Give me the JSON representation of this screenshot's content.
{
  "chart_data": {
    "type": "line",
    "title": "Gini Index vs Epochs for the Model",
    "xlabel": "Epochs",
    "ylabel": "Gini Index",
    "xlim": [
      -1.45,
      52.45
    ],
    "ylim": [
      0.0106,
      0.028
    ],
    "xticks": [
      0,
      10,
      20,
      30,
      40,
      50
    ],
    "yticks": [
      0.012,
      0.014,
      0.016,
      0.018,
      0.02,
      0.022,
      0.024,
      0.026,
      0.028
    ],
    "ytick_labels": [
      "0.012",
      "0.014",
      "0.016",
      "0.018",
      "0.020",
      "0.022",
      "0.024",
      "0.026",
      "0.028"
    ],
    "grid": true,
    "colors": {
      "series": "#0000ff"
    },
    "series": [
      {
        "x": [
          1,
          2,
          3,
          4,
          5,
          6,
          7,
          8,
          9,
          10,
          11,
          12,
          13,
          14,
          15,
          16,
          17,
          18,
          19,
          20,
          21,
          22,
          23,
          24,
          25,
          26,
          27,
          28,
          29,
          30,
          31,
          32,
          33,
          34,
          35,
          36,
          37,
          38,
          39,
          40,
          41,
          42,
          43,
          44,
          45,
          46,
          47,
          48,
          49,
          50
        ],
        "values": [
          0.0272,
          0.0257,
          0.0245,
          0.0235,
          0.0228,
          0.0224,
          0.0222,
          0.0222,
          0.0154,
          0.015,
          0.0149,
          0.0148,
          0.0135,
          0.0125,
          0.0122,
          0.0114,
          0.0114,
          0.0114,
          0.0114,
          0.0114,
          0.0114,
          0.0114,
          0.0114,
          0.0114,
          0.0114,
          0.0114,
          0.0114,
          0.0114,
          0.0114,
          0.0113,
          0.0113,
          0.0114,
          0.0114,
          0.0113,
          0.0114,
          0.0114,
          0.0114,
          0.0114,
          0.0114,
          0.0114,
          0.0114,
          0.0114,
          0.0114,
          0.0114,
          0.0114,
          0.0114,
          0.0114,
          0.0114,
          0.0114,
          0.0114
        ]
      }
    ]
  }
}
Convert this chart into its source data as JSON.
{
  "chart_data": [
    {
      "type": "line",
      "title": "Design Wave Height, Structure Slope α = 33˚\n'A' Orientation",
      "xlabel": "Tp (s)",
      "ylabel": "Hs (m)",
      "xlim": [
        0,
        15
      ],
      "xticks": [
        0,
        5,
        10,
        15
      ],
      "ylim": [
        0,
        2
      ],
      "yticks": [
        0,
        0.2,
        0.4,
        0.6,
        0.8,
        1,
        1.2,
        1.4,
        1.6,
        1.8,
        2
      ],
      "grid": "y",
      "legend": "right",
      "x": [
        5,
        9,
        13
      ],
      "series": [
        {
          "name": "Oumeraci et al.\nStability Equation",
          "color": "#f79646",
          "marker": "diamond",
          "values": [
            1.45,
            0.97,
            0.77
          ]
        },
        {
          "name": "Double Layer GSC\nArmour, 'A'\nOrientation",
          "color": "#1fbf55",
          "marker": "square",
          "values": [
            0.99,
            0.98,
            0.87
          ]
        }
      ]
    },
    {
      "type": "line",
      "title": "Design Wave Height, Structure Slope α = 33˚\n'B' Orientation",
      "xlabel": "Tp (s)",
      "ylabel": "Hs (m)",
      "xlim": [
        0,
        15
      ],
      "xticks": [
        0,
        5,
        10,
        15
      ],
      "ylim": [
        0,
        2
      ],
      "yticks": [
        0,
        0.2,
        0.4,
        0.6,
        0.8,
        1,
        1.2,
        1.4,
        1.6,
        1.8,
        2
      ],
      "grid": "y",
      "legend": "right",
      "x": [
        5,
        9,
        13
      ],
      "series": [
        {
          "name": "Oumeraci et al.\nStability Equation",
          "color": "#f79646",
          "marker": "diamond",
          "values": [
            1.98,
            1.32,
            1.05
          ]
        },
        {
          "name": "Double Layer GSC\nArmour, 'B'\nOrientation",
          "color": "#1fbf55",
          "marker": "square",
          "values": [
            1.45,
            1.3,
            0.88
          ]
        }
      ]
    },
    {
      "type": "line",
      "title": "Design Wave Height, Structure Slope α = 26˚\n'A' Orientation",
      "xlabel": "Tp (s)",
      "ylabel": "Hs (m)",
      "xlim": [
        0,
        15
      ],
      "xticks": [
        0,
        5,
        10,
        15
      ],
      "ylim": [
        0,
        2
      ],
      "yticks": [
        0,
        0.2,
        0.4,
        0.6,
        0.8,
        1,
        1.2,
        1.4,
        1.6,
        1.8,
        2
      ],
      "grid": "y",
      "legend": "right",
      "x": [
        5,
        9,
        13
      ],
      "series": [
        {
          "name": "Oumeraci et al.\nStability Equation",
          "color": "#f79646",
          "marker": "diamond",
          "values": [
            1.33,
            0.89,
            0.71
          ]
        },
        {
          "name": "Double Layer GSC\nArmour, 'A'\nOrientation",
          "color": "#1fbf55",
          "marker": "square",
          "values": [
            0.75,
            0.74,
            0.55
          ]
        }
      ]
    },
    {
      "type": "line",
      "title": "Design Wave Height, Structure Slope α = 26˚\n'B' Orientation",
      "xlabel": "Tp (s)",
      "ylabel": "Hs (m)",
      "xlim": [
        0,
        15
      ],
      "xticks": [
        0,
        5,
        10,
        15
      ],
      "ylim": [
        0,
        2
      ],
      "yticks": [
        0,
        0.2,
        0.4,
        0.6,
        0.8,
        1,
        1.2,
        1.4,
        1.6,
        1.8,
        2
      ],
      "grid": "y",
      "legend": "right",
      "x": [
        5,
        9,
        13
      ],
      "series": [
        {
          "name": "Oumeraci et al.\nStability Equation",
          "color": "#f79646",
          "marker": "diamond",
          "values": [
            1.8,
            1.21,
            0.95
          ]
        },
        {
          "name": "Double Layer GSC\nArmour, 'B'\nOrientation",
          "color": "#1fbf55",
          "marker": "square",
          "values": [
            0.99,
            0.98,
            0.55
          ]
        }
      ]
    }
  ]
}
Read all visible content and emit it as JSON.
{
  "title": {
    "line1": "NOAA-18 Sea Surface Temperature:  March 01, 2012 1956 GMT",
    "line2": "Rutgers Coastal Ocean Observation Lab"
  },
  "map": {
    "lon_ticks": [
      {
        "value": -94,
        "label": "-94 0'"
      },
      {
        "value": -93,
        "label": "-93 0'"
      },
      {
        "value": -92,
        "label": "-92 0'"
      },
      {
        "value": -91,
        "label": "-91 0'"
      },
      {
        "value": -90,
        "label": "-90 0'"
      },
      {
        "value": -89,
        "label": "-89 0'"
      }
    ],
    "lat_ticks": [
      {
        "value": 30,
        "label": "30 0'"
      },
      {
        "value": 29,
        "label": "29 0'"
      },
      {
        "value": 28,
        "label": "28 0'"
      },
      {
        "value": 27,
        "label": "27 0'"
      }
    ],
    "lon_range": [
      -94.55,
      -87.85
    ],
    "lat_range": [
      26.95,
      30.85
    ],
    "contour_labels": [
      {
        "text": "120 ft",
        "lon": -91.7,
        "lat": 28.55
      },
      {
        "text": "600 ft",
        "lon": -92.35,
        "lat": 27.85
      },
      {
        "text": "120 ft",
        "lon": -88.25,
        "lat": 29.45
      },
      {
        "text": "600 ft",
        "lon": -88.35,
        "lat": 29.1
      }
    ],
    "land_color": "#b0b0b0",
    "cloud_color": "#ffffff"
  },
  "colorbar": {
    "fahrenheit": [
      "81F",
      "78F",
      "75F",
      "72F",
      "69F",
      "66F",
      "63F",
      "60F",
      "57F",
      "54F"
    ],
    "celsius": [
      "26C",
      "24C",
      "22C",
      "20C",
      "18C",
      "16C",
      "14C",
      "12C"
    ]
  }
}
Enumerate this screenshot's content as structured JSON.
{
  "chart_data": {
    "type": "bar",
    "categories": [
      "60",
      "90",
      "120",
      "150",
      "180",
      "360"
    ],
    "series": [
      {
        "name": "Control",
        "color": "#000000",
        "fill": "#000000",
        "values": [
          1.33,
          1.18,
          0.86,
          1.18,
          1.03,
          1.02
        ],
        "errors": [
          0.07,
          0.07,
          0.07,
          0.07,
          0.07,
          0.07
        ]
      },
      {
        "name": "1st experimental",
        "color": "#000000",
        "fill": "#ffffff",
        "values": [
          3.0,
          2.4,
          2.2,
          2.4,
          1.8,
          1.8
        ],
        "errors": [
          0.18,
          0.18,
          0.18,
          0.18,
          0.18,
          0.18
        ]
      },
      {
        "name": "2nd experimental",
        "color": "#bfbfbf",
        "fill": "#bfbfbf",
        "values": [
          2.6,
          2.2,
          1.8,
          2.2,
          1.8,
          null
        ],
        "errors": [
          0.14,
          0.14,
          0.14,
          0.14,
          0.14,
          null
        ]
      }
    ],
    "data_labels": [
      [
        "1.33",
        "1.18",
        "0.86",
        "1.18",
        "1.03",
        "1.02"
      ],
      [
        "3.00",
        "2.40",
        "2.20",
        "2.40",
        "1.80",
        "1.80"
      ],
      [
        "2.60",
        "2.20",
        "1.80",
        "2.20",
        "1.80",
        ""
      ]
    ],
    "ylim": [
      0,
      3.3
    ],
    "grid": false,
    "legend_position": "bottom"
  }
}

* * * * * * * * *

» **What is required**
Reproduce each line of the entries in which the word "fill" is found.

» **Full output**
        "fill": "#000000",
        "fill": "#ffffff",
        "fill": "#bfbfbf",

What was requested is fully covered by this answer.